• [ЗАДАНИЯ]
- 1) Перечислите все предметы одежды, в которых, согласно тексту о прогулке по Плющихе, девочек везли и вели в Алферовскую гимназию.
- 2) Перепишите без изменений фрагмент текста о прогулке по Плющихе от слов "Алферовская" до слов "совсем не понравилось.".

• [ТЕКСТ СТРАНИЦЫ]
#####

Городская детская библиотека им. Гайдара
Опубликовано в журнале Октябрь, номер 10, 2016
По
Плющихе я всегда ходил просто так. Ну был у меня, к примеру, лишний час, дай,
думаю, зайду на Плющиху. Постою там у старой церкви, посмотрю на конструктивизм,
дойду до Девички, поищу эти самые три тополя. Подышу…
Потом
дышать стало трудно от обилия припаркованных машин, и последние мои впечатления
о Плющихе были странные: казалось, старый город умирает на глазах, задыхается
от тоски, и его жалко, потому что умереть он на самом деле не может, а вынужден
мучиться и задыхаться до скончания времен.
Но
никогда не думал я, что мне подарят целую экскурсию-прогулку по Плющихе – в
страшно ветреный апрельский день, когда летели мимо людей пустые пятилитровые
бутылки от воды, и падали урны, и заворачивались полы пальто, и слезились
глаза…
А
вот подарили. Подарила Татьяна Рудишина, которая работает тут, в «Гайдаровке»
(Центральной городской детской библиотеке имени Гайдара), в Ружейном переулке,
тем ветреным днем вывела нас, своих друзей, на экскурсию-прогулку.
Вообще
весной и осенью, когда обрывается разом прежнее
время, кончается один сезон и начинается новый, в Москве становится как-то
по-особенному прекрасно. Ведь время в зимний и летний сезон течет по-разному,
не замечали? У него разная плотность, разный ритм и разное наполнение воздуха…
Во
время этого обрыва и обнажается иногда суть всего – душа города.
Так
случилось и в этот раз…
Представьте
– дует сильный ветер, настолько сильный, что не дает тебе даже шага сделать, а
ты стоишь, вытирая слезы, заслоняясь зонтом, и смотришь на знаменитый фасад
Алферовской гимназии, в которой теперь располагается Басманный суд.
Алферовская
женская гимназия была очень знаменита в Москве. Нужно помнить, что регулярное
образование, доступное женщинам, девицам, только-только появилось в России (да
и в других странах, впрочем), то есть лишь в самом конце ХIХ века возникли частные гимназии,
где девочку учили не домашние учителя,
а обычные педагоги, куда можно было поступать (за деньги, разумеется) и
еврейкам, к примеру. И это было счастье для многих образованных московских
семей. Девочек везли сюда со всей Москвы на извозчиках, вели пешком, в
пелеринках, в узких пальто и высоких ботинках, в маленьких шляпках по тогдашней
моде, этих прекрасных робких птичек, преисполненных надежд и робких ожиданий –
женская школа! О, как это мучительно, наверное, оказаться среди таких же, как
ты, и в то же время как занятно…
Но
одной из них там, в Алферовской гимназии, к сожалению, совсем не понравилось.
Это была Марина Цветаева. Она гимназию бросила и скупо записала потом, что ей
там было душно, невыносимо душно…
Я
стою перед Алферовской гимназией, ставшей затем печально известным Басманным
судом, и не могу не думать о том, что есть души, которым действительно бывает
«душно» и невыносимо в той чудесной вроде бы атмосфере, где другим и привольно,
и радостно, и уютно.

#####

• [ФРАГМЕНТЫ ДАННЫХ]
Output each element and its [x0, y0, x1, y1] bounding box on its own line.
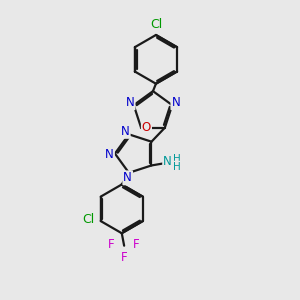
Text: H: H — [172, 162, 180, 172]
Text: F: F — [121, 251, 128, 264]
Text: H: H — [172, 154, 180, 164]
Text: O: O — [142, 121, 151, 134]
Text: N: N — [171, 96, 180, 109]
Text: N: N — [163, 155, 172, 168]
Text: Cl: Cl — [82, 213, 94, 226]
Text: F: F — [133, 238, 140, 251]
Text: N: N — [123, 171, 132, 184]
Text: N: N — [121, 125, 130, 138]
Text: F: F — [108, 238, 115, 251]
Text: N: N — [126, 96, 135, 109]
Text: N: N — [105, 148, 114, 161]
Text: Cl: Cl — [150, 18, 162, 31]
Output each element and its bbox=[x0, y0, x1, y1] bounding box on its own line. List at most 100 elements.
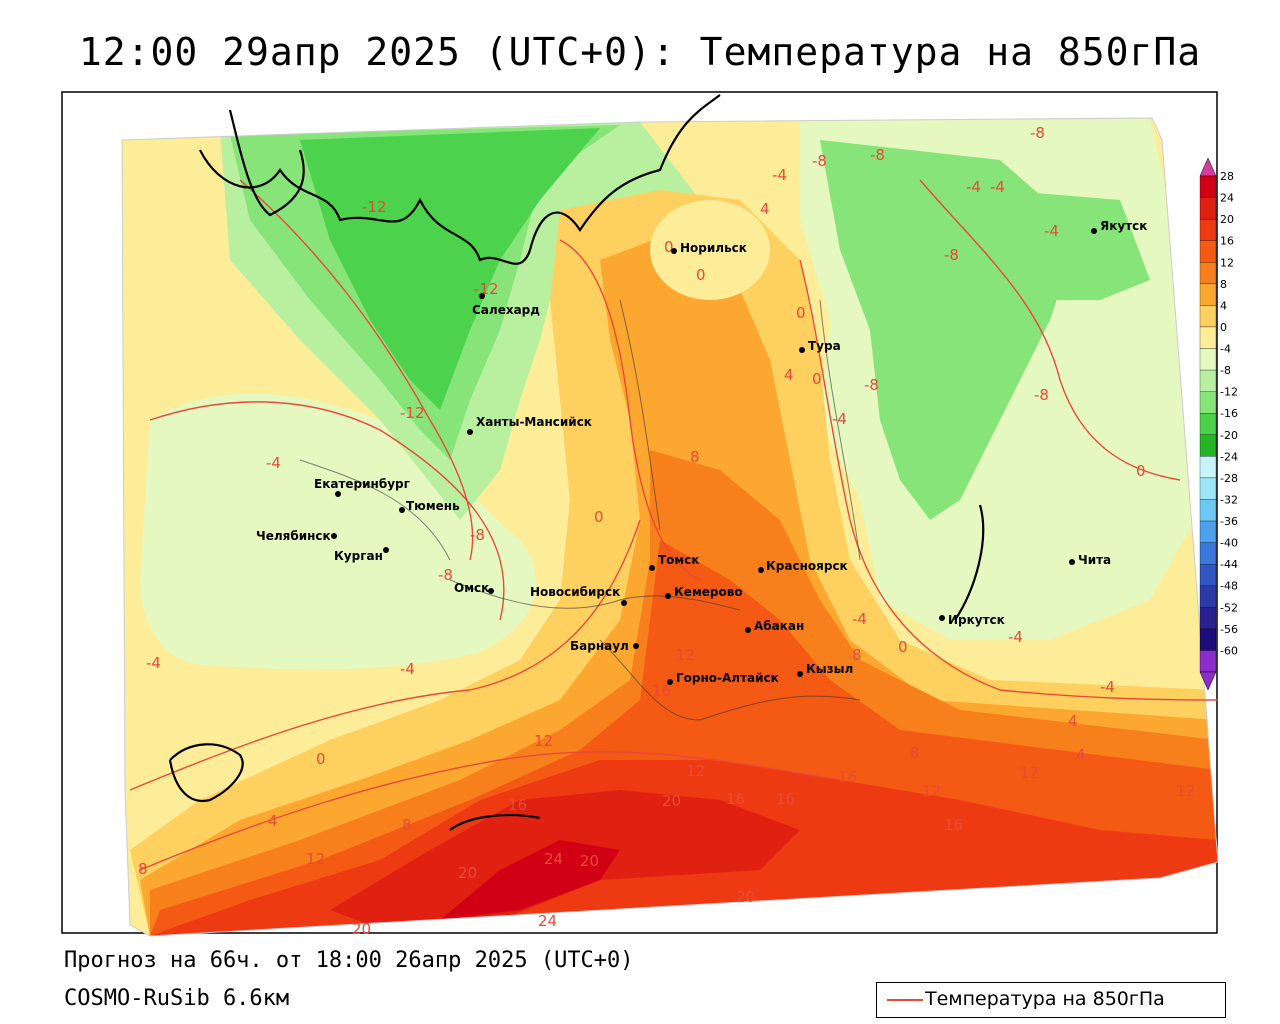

#####

• [ОЖИДАЕМЫЕ ОТВЕТЫ]
- 1) Пелеринки, узкие пальто, высокие ботинки, маленькие шляпки.

- 2)
Алферовская
женская гимназия была очень знаменита в Москве. Нужно помнить, что регулярное
образование, доступное женщинам, девицам, только-только появилось в России (да
и в других странах, впрочем), то есть лишь в самом конце ХIХ века возникли частные гимназии,
где девочку учили не домашние учителя,
а обычные педагоги, куда можно было поступать (за деньги, разумеется) и
еврейкам, к примеру. И это было счастье для многих образованных московских
семей. Девочек везли сюда со всей Москвы на извозчиках, вели пешком, в
пелеринках, в узких пальто и высоких ботинках, в маленьких шляпках по тогдашней
моде, этих прекрасных робких птичек, преисполненных надежд и робких ожиданий –
женская школа! О, как это мучительно, наверное, оказаться среди таких же, как
ты, и в то же время как занятно…
Но
одной из них там, в Алферовской гимназии, к сожалению, совсем не понравилось.